=== What is needed ===
In the listing below, count the lines containing the string "width" and state only the number.

"""

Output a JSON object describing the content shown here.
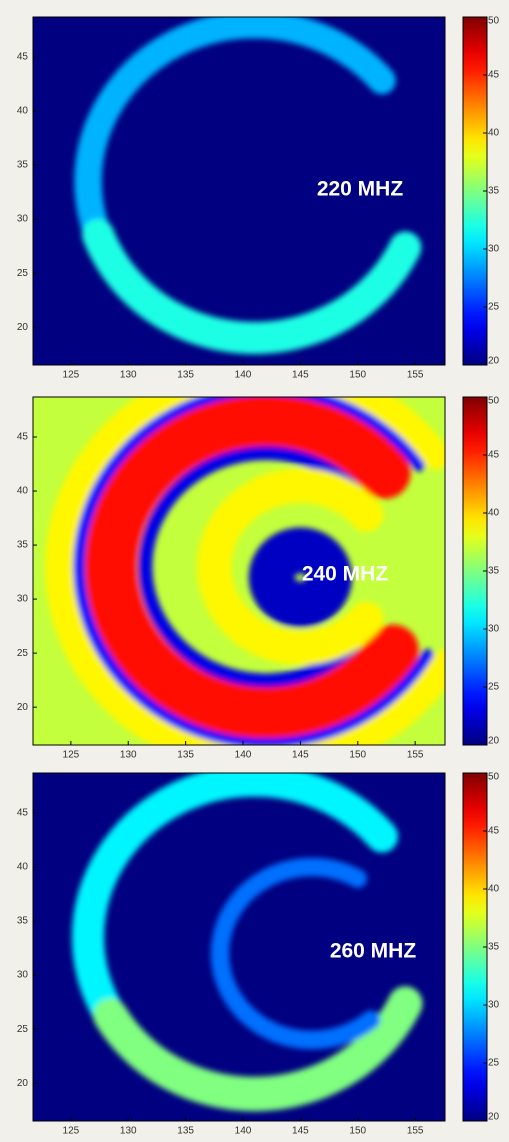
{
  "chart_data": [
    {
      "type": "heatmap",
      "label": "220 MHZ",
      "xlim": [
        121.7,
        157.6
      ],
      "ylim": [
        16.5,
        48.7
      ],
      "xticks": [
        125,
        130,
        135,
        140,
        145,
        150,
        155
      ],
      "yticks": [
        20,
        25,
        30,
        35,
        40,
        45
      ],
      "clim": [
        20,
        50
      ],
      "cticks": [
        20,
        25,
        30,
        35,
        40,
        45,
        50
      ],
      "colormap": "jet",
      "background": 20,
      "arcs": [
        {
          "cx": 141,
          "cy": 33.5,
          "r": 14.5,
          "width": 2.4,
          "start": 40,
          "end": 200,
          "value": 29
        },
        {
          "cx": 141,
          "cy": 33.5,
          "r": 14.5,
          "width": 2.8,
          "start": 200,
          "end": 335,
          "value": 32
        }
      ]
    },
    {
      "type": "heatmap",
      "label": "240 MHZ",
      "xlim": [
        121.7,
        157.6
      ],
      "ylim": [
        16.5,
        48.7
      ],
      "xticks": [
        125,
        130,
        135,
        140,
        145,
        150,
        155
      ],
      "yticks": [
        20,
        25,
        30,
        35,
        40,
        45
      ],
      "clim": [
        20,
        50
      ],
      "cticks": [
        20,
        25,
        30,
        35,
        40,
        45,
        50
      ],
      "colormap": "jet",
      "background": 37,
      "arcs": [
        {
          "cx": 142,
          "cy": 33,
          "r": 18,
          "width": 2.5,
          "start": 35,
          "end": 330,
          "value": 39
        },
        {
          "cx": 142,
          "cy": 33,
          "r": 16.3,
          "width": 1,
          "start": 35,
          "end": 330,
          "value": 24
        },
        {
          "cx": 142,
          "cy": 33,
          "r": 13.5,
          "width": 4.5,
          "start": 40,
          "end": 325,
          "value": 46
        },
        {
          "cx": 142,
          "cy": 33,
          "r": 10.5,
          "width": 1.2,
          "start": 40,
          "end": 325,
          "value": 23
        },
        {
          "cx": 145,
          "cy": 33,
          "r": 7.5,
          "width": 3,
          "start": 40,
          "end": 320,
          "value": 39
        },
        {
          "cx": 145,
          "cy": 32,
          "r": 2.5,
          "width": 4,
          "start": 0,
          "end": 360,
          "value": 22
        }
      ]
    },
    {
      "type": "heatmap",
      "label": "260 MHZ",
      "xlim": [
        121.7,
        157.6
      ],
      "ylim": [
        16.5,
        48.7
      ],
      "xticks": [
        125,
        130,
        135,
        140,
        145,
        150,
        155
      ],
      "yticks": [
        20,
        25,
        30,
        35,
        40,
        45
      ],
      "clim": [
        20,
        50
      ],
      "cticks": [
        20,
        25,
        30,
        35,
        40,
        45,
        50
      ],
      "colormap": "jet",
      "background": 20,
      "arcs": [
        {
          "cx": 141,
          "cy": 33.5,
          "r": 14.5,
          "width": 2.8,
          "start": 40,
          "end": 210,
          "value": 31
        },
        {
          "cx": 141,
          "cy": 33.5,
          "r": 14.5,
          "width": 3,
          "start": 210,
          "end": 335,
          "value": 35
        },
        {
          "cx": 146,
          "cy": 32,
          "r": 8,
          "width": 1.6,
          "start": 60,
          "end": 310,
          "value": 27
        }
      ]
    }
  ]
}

"""

=== The response ===
11